%%

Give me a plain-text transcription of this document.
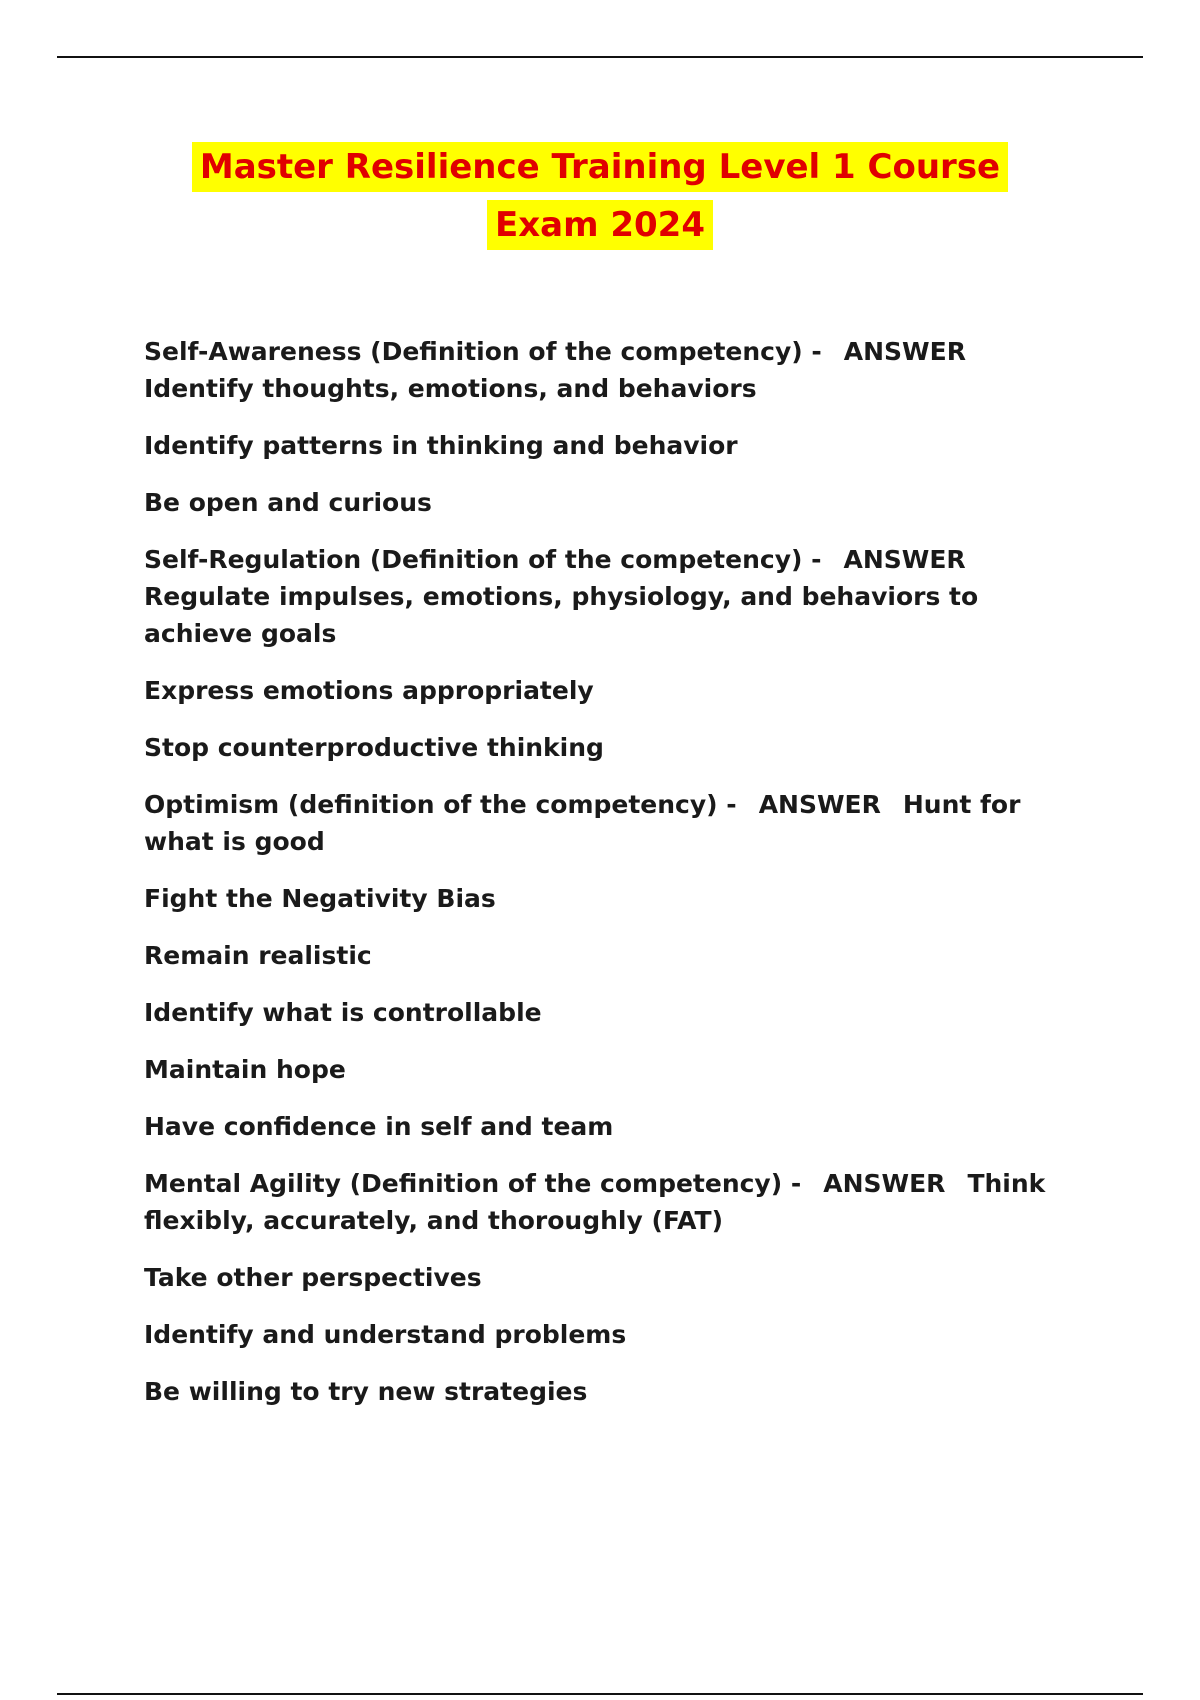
Master Resilience Training Level 1 Course
Exam 2024
Self-Awareness (Definition of the competency) - ANSWERIdentify thoughts, emotions, and behaviors
Identify patterns in thinking and behavior
Be open and curious
Self-Regulation (Definition of the competency) - ANSWER
Regulate impulses, emotions, physiology, and behaviors to achieve goals
Express emotions appropriately
Stop counterproductive thinking
Optimism (definition of the competency) - ANSWER Hunt for what is good
Fight the Negativity Bias
Remain realistic
Identify what is controllable
Maintain hope
Have confidence in self and team
Mental Agility (Definition of the competency) - ANSWER Think flexibly, accurately, and thoroughly (FAT)
Take other perspectives
Identify and understand problems
Be willing to try new strategies
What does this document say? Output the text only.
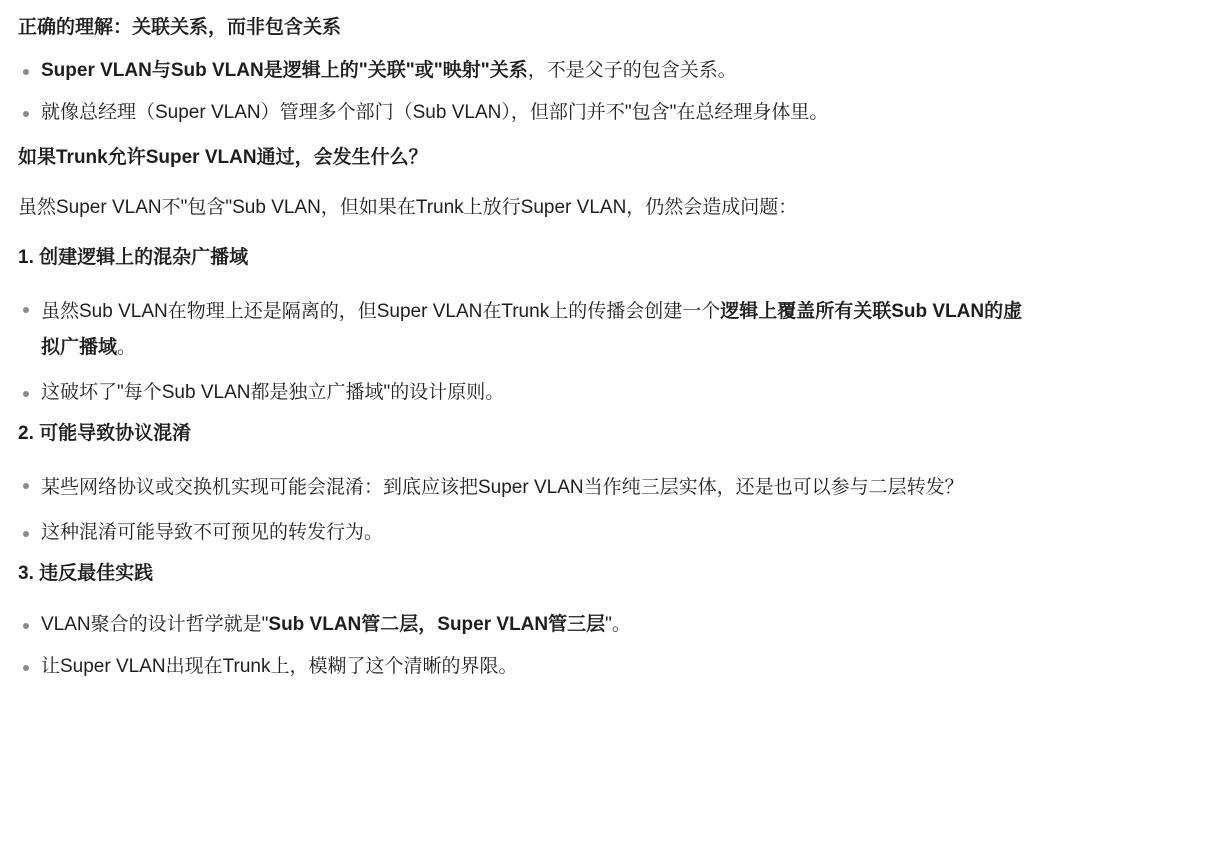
正确的理解：关联关系，而非包含关系

Super VLAN与Sub VLAN是逻辑上的"关联"或"映射"关系，不是父子的包含关系。
就像总经理（Super VLAN）管理多个部门（Sub VLAN），但部门并不"包含"在总经理身体里。

如果Trunk允许Super VLAN通过，会发生什么？

虽然Super VLAN不"包含"Sub VLAN，但如果在Trunk上放行Super VLAN，仍然会造成问题：

1. 创建逻辑上的混杂广播域

虽然Sub VLAN在物理上还是隔离的，但Super VLAN在Trunk上的传播会创建一个逻辑上覆盖所有关联Sub VLAN的虚拟广播域。
这破坏了"每个Sub VLAN都是独立广播域"的设计原则。

2. 可能导致协议混淆

某些网络协议或交换机实现可能会混淆：到底应该把Super VLAN当作纯三层实体，还是也可以参与二层转发？
这种混淆可能导致不可预见的转发行为。

3. 违反最佳实践

VLAN聚合的设计哲学就是"Sub VLAN管二层，Super VLAN管三层"。
让Super VLAN出现在Trunk上，模糊了这个清晰的界限。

%%

• Short task: Print each entry shown above with exact wording and no pictures.

• Response to this task:
Give me a plain-text transcription of this document.
Master Resilience Training Level 1 Course
Exam 2024
Self-Awareness (Definition of the competency) - ANSWERIdentify thoughts, emotions, and behaviors
Identify patterns in thinking and behavior
Be open and curious
Self-Regulation (Definition of the competency) - ANSWER
Regulate impulses, emotions, physiology, and behaviors to achieve goals
Express emotions appropriately
Stop counterproductive thinking
Optimism (definition of the competency) - ANSWER Hunt for what is good
Fight the Negativity Bias
Remain realistic
Identify what is controllable
Maintain hope
Have confidence in self and team
Mental Agility (Definition of the competency) - ANSWER Think flexibly, accurately, and thoroughly (FAT)
Take other perspectives
Identify and understand problems
Be willing to try new strategies
What does this document say? Output the text only.
正确的理解：关联关系，而非包含关系

Super VLAN与Sub VLAN是逻辑上的"关联"或"映射"关系，不是父子的包含关系。
就像总经理（Super VLAN）管理多个部门（Sub VLAN），但部门并不"包含"在总经理身体里。

如果Trunk允许Super VLAN通过，会发生什么？

虽然Super VLAN不"包含"Sub VLAN，但如果在Trunk上放行Super VLAN，仍然会造成问题：

1. 创建逻辑上的混杂广播域

虽然Sub VLAN在物理上还是隔离的，但Super VLAN在Trunk上的传播会创建一个逻辑上覆盖所有关联Sub VLAN的虚拟广播域。
这破坏了"每个Sub VLAN都是独立广播域"的设计原则。

2. 可能导致协议混淆

某些网络协议或交换机实现可能会混淆：到底应该把Super VLAN当作纯三层实体，还是也可以参与二层转发？
这种混淆可能导致不可预见的转发行为。

3. 违反最佳实践

VLAN聚合的设计哲学就是"Sub VLAN管二层，Super VLAN管三层"。
让Super VLAN出现在Trunk上，模糊了这个清晰的界限。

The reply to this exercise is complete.